--- start Records for processing ---

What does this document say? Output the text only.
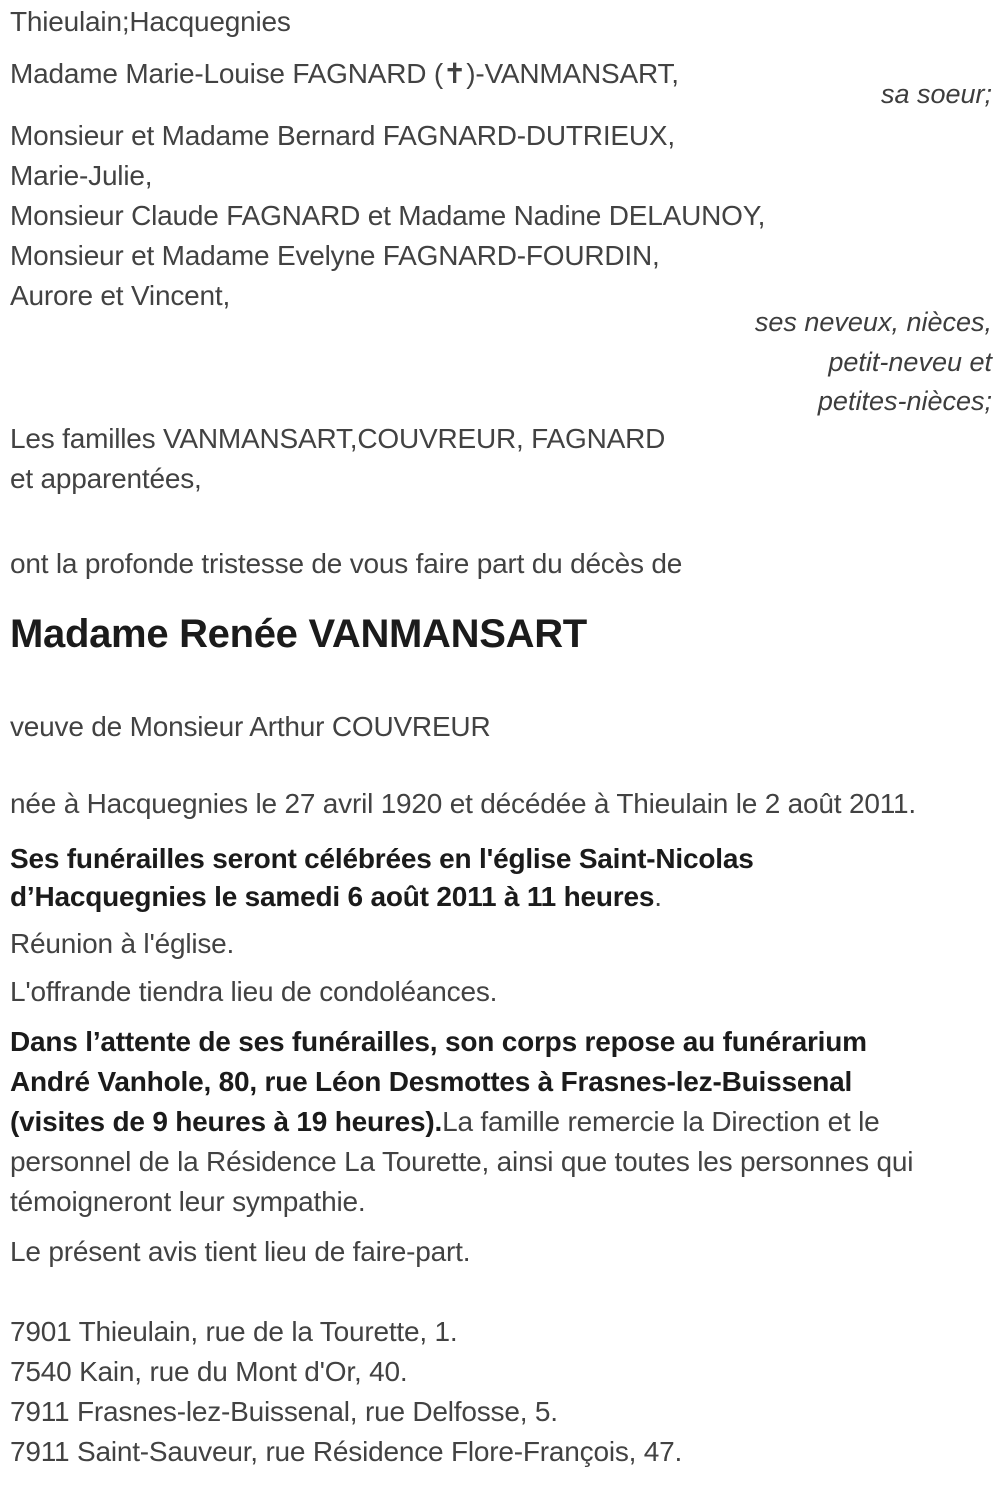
Thieulain;Hacquegnies
Madame Marie-Louise FAGNARD (✝)-VANMANSART,
sa soeur;
Monsieur et Madame Bernard FAGNARD-DUTRIEUX,
Marie-Julie,
Monsieur Claude FAGNARD et Madame Nadine DELAUNOY,
Monsieur et Madame Evelyne FAGNARD-FOURDIN,
Aurore et Vincent,
ses neveux, nièces,
petit-neveu et
petites-nièces;
Les familles VANMANSART,COUVREUR, FAGNARD
et apparentées,
ont la profonde tristesse de vous faire part du décès de
Madame Renée VANMANSART
veuve de Monsieur Arthur COUVREUR
née à Hacquegnies le 27 avril 1920 et décédée à Thieulain le 2 août 2011.
Ses funérailles seront célébrées en l'église Saint-Nicolas
d’Hacquegnies le samedi 6 août 2011 à 11 heures.
Réunion à l'église.
L'offrande tiendra lieu de condoléances.
Dans l’attente de ses funérailles, son corps repose au funérarium
André Vanhole, 80, rue Léon Desmottes à Frasnes-lez-Buissenal
(visites de 9 heures à 19 heures).La famille remercie la Direction et le
personnel de la Résidence La Tourette, ainsi que toutes les personnes qui
témoigneront leur sympathie.
Le présent avis tient lieu de faire-part.
7901 Thieulain, rue de la Tourette, 1.
7540 Kain, rue du Mont d'Or, 40.
7911 Frasnes-lez-Buissenal, rue Delfosse, 5.
7911 Saint-Sauveur, rue Résidence Flore-François, 47.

--- end Records for processing ---

• [Do this] List all lines holding the string "lieu".

• [Output of the exercise]
L'offrande tiendra lieu de condoléances.
Le présent avis tient lieu de faire-part.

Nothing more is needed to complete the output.